Ziel a:
Welcher CPU-Kühler ist laut dem Forenbeitrag kaputtgegangen, als das Gehäuse beim Transport heruntergefallen ist?

# Welche AiO für NZXT H440 v2



## anyopenquestions (24. Januar 2017)

*Welche AiO für NZXT H440 v2*

Hi Gemeinde,

möchte mir ne AiO anschaffen (keine erweiterbare! wenn sie mal verrecken sollte, kommt ne neue shit happens ), weiß aber nicht, welche ins H440 v2 passen könnte (es kommt nur der Platz unter der Decke in Frage, bin da stur! )
Bin am überlegen, mir dort eine Corshair H115i einzubauen, nur findet man kaum was im Internet darüber, ob das alles so passt, da ich vor habe auch noch einen Radiator hinten zu montieren. Das Case ist noch nicht gekauft, aber "leider" ) mein Wunschcase, da mein derzeitiges Silent Base 800 mir beim Transport runtergefallen ist... Dadurch hat sich auch mein dicker Klotz aka Noctua NH D-14 verabschiedet, was aber eh nicht tragisch ist. Will einfach keinen Klotz mehr im neuen Case sehen. 
Um die wichtigste Frage vorab zu beantworten: Ja, ich bin ein OC freudiger Mensch (atm i7 4790k bei 4x 4.5 Ghz).

Gezeigtes Material:
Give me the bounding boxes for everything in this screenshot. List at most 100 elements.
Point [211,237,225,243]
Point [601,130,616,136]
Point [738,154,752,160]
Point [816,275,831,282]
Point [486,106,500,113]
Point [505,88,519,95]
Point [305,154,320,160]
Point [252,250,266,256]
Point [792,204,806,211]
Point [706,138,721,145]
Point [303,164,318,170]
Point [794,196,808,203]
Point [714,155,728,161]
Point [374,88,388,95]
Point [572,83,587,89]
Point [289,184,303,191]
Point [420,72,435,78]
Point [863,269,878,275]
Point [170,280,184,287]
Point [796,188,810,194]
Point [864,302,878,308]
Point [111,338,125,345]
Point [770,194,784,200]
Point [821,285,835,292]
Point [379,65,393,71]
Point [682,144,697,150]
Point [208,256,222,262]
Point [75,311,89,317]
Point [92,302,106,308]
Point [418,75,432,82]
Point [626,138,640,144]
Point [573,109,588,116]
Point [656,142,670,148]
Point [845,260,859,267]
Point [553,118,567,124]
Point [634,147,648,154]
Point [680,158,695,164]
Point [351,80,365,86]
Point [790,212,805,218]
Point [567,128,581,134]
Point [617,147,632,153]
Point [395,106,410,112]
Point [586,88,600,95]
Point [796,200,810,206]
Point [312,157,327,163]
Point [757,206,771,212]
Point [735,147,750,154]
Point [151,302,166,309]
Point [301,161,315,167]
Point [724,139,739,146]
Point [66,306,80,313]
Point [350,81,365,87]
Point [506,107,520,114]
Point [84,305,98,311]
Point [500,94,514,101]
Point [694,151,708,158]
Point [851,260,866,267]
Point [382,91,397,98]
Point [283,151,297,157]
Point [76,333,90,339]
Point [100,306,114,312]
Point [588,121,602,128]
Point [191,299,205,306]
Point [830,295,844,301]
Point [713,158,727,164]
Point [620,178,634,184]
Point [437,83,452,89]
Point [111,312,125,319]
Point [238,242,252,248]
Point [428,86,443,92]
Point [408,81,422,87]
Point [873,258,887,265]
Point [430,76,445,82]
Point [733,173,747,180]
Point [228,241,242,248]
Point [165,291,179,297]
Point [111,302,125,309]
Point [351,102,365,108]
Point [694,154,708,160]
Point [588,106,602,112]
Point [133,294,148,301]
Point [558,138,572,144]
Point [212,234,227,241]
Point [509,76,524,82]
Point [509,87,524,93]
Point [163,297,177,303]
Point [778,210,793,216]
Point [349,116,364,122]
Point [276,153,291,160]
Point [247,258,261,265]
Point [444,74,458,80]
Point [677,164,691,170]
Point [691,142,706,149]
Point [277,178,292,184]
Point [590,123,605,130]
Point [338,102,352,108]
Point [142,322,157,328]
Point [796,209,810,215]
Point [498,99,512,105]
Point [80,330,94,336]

Ziel b:
Benenne in der Auflistung "Point" in "Position" um, von der ersten Zeile bis einschließlich der Zeile mit "Point [682,144,697,150]". Gib nur diese Zeilen aus und lass sonst alles unverändert.

Antwort a:
Der Noctua NH D-14.

Antwort b:
Give me the bounding boxes for everything in this screenshot. List at most 100 elements.
Position [211,237,225,243]
Position [601,130,616,136]
Position [738,154,752,160]
Position [816,275,831,282]
Position [486,106,500,113]
Position [505,88,519,95]
Position [305,154,320,160]
Position [252,250,266,256]
Position [792,204,806,211]
Position [706,138,721,145]
Position [303,164,318,170]
Position [794,196,808,203]
Position [714,155,728,161]
Position [374,88,388,95]
Position [572,83,587,89]
Position [289,184,303,191]
Position [420,72,435,78]
Position [863,269,878,275]
Position [170,280,184,287]
Position [796,188,810,194]
Position [864,302,878,308]
Position [111,338,125,345]
Position [770,194,784,200]
Position [821,285,835,292]
Position [379,65,393,71]
Position [682,144,697,150]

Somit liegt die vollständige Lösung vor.